▸ **WORK TO BE COMPLETED**
Extract every line that contains the string "this".

▸ **INFORMATION PROVIDED**

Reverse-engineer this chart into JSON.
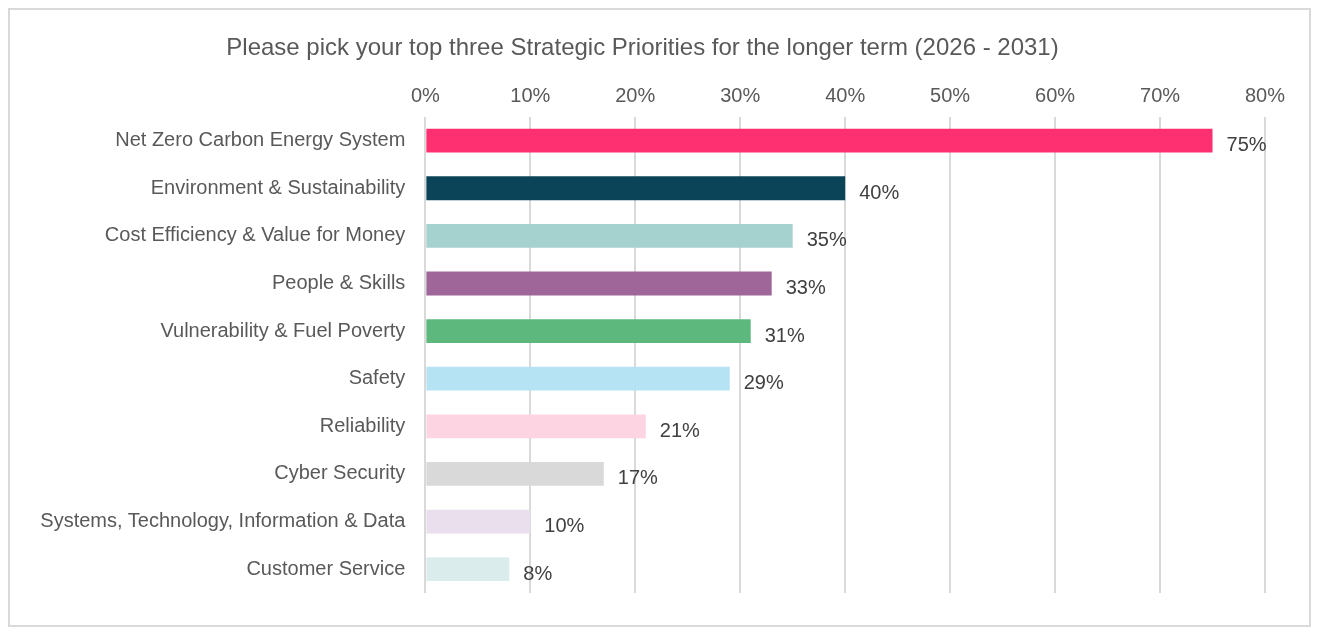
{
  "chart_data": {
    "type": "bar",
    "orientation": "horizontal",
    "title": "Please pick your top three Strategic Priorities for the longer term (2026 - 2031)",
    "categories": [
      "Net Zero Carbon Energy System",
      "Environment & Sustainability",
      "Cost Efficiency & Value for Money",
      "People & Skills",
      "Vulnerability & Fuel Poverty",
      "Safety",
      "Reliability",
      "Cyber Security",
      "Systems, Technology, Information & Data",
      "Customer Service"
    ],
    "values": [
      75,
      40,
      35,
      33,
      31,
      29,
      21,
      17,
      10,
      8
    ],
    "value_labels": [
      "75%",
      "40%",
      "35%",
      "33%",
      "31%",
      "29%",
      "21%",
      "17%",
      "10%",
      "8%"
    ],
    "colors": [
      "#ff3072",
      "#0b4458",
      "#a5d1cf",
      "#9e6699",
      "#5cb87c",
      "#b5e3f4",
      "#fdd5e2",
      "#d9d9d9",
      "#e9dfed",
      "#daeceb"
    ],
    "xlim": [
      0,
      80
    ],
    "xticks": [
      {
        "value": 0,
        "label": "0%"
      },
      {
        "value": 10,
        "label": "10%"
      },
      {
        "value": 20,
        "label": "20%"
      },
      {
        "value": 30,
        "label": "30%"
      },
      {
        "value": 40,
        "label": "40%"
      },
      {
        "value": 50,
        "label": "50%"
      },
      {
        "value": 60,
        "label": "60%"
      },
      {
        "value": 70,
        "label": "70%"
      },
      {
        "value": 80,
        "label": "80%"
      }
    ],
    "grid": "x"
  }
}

...

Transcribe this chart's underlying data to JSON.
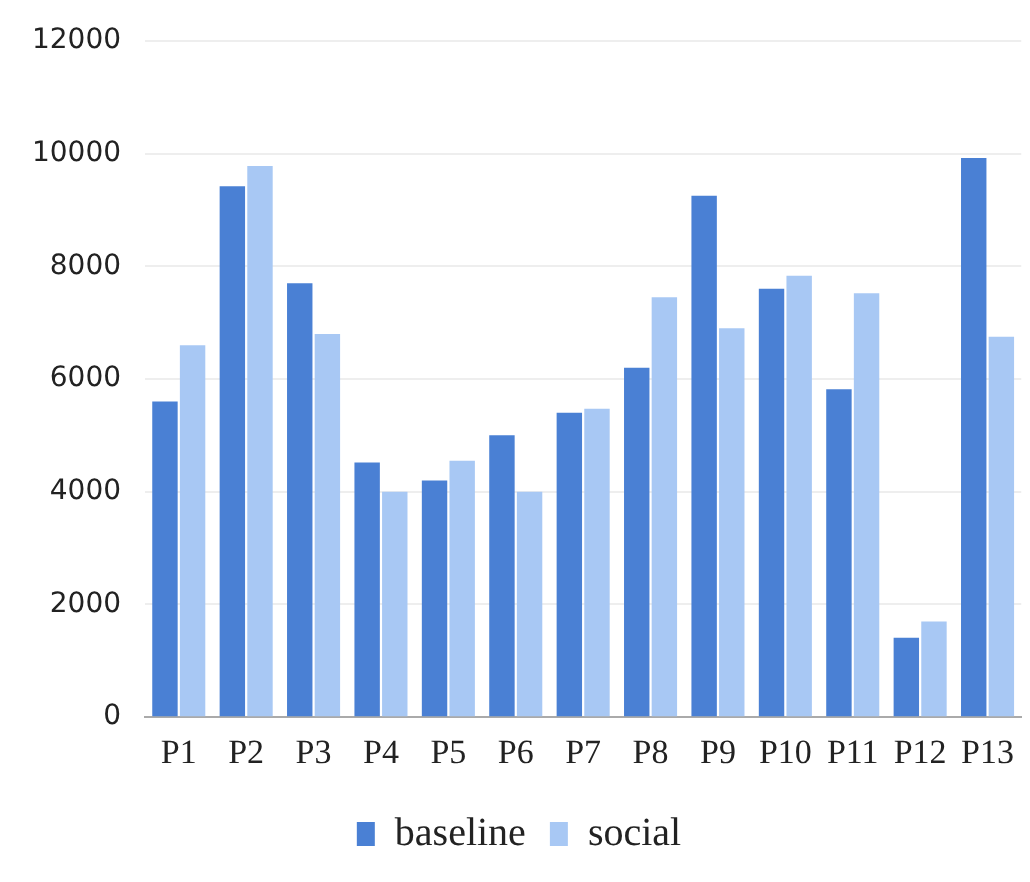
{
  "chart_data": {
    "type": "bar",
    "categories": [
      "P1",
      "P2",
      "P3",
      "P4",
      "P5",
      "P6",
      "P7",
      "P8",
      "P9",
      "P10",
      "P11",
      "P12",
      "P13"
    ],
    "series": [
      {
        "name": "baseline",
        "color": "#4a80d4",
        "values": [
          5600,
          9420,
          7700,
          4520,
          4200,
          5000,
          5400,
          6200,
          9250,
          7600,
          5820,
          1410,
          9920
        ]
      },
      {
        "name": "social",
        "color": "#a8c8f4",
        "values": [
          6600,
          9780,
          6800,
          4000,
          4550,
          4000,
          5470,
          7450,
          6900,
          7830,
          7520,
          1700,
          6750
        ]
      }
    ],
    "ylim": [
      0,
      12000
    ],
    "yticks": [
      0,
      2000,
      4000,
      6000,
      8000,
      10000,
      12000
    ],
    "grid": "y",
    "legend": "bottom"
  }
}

▸ **TASK ANSWER**
Reverse-engineer this chart into JSON.
Transcribe this chart's underlying data to JSON.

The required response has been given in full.